**Directions:**
Quote the listing below in its entirety, omitting every image.

───── Supplied material

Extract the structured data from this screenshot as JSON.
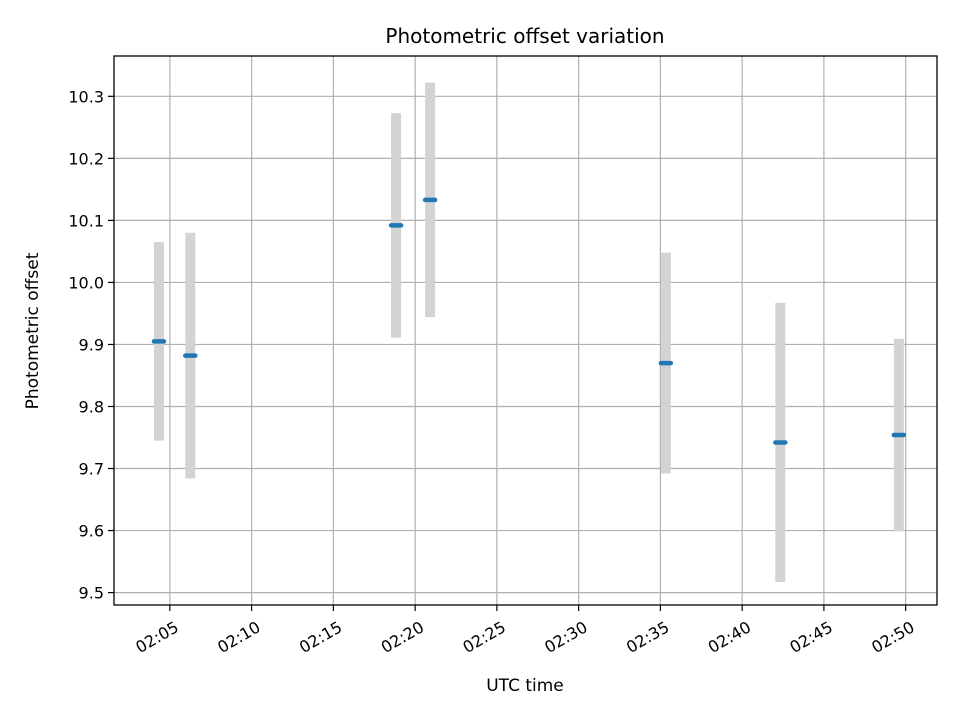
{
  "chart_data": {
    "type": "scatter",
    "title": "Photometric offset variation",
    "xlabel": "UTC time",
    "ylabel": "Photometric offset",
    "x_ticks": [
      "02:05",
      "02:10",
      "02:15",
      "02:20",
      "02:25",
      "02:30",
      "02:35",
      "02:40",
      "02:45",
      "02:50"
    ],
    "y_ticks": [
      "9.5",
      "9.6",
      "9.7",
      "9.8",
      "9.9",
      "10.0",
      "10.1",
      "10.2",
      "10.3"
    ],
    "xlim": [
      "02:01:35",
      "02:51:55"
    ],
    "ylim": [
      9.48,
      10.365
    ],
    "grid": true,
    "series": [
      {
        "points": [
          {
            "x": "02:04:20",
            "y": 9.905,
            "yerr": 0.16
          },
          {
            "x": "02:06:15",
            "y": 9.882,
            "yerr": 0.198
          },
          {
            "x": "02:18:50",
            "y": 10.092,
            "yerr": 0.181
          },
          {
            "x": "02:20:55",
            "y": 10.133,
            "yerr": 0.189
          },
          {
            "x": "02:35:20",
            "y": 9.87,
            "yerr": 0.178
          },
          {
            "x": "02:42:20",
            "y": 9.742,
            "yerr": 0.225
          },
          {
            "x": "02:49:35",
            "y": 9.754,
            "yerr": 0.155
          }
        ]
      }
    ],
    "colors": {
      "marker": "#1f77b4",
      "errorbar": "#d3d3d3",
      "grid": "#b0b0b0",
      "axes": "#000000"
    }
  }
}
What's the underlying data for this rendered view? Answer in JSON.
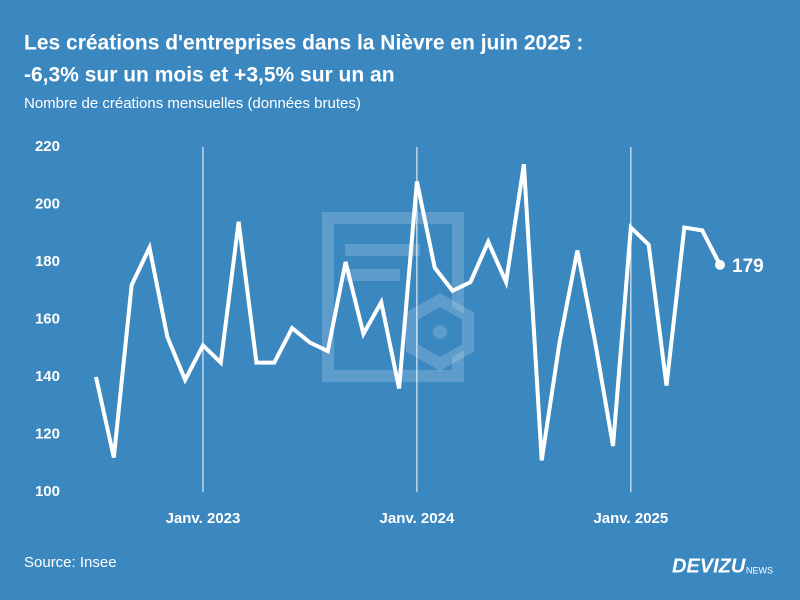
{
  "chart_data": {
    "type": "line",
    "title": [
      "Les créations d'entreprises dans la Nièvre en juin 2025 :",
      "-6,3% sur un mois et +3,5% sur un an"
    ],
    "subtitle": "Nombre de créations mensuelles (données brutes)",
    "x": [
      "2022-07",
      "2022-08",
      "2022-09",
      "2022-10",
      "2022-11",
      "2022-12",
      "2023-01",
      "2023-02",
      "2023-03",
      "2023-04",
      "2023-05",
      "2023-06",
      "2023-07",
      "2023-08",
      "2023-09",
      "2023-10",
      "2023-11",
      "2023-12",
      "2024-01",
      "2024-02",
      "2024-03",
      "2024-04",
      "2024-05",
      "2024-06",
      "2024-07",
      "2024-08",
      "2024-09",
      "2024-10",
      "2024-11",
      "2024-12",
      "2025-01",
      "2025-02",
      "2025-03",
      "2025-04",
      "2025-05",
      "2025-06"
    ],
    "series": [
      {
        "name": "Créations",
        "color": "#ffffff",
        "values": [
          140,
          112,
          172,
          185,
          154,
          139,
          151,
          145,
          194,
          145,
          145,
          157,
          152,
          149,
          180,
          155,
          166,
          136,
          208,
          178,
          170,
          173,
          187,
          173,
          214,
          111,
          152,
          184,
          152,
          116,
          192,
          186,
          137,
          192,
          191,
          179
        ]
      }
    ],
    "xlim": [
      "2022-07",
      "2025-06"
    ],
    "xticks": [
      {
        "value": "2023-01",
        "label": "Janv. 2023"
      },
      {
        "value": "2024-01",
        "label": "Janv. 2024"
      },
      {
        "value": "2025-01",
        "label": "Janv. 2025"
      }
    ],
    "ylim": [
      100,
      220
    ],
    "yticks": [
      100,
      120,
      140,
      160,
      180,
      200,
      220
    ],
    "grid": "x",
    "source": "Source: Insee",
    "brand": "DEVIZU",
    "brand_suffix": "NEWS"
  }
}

──────────

**Written solution:**
Extract the structured data from this screenshot as JSON.
{
  "chart_data": {
    "type": "scatter",
    "title": "Photometric offset variation",
    "xlabel": "UTC time",
    "ylabel": "Photometric offset",
    "x_ticks": [
      "02:05",
      "02:10",
      "02:15",
      "02:20",
      "02:25",
      "02:30",
      "02:35",
      "02:40",
      "02:45",
      "02:50"
    ],
    "y_ticks": [
      "9.5",
      "9.6",
      "9.7",
      "9.8",
      "9.9",
      "10.0",
      "10.1",
      "10.2",
      "10.3"
    ],
    "xlim": [
      "02:01:35",
      "02:51:55"
    ],
    "ylim": [
      9.48,
      10.365
    ],
    "grid": true,
    "series": [
      {
        "points": [
          {
            "x": "02:04:20",
            "y": 9.905,
            "yerr": 0.16
          },
          {
            "x": "02:06:15",
            "y": 9.882,
            "yerr": 0.198
          },
          {
            "x": "02:18:50",
            "y": 10.092,
            "yerr": 0.181
          },
          {
            "x": "02:20:55",
            "y": 10.133,
            "yerr": 0.189
          },
          {
            "x": "02:35:20",
            "y": 9.87,
            "yerr": 0.178
          },
          {
            "x": "02:42:20",
            "y": 9.742,
            "yerr": 0.225
          },
          {
            "x": "02:49:35",
            "y": 9.754,
            "yerr": 0.155
          }
        ]
      }
    ],
    "colors": {
      "marker": "#1f77b4",
      "errorbar": "#d3d3d3",
      "grid": "#b0b0b0",
      "axes": "#000000"
    }
  }
}
What's the underlying data for this rendered view? Answer in JSON.
{
  "chart_data": {
    "type": "line",
    "title": [
      "Les créations d'entreprises dans la Nièvre en juin 2025 :",
      "-6,3% sur un mois et +3,5% sur un an"
    ],
    "subtitle": "Nombre de créations mensuelles (données brutes)",
    "x": [
      "2022-07",
      "2022-08",
      "2022-09",
      "2022-10",
      "2022-11",
      "2022-12",
      "2023-01",
      "2023-02",
      "2023-03",
      "2023-04",
      "2023-05",
      "2023-06",
      "2023-07",
      "2023-08",
      "2023-09",
      "2023-10",
      "2023-11",
      "2023-12",
      "2024-01",
      "2024-02",
      "2024-03",
      "2024-04",
      "2024-05",
      "2024-06",
      "2024-07",
      "2024-08",
      "2024-09",
      "2024-10",
      "2024-11",
      "2024-12",
      "2025-01",
      "2025-02",
      "2025-03",
      "2025-04",
      "2025-05",
      "2025-06"
    ],
    "series": [
      {
        "name": "Créations",
        "color": "#ffffff",
        "values": [
          140,
          112,
          172,
          185,
          154,
          139,
          151,
          145,
          194,
          145,
          145,
          157,
          152,
          149,
          180,
          155,
          166,
          136,
          208,
          178,
          170,
          173,
          187,
          173,
          214,
          111,
          152,
          184,
          152,
          116,
          192,
          186,
          137,
          192,
          191,
          179
        ]
      }
    ],
    "xlim": [
      "2022-07",
      "2025-06"
    ],
    "xticks": [
      {
        "value": "2023-01",
        "label": "Janv. 2023"
      },
      {
        "value": "2024-01",
        "label": "Janv. 2024"
      },
      {
        "value": "2025-01",
        "label": "Janv. 2025"
      }
    ],
    "ylim": [
      100,
      220
    ],
    "yticks": [
      100,
      120,
      140,
      160,
      180,
      200,
      220
    ],
    "grid": "x",
    "source": "Source: Insee",
    "brand": "DEVIZU",
    "brand_suffix": "NEWS"
  }
}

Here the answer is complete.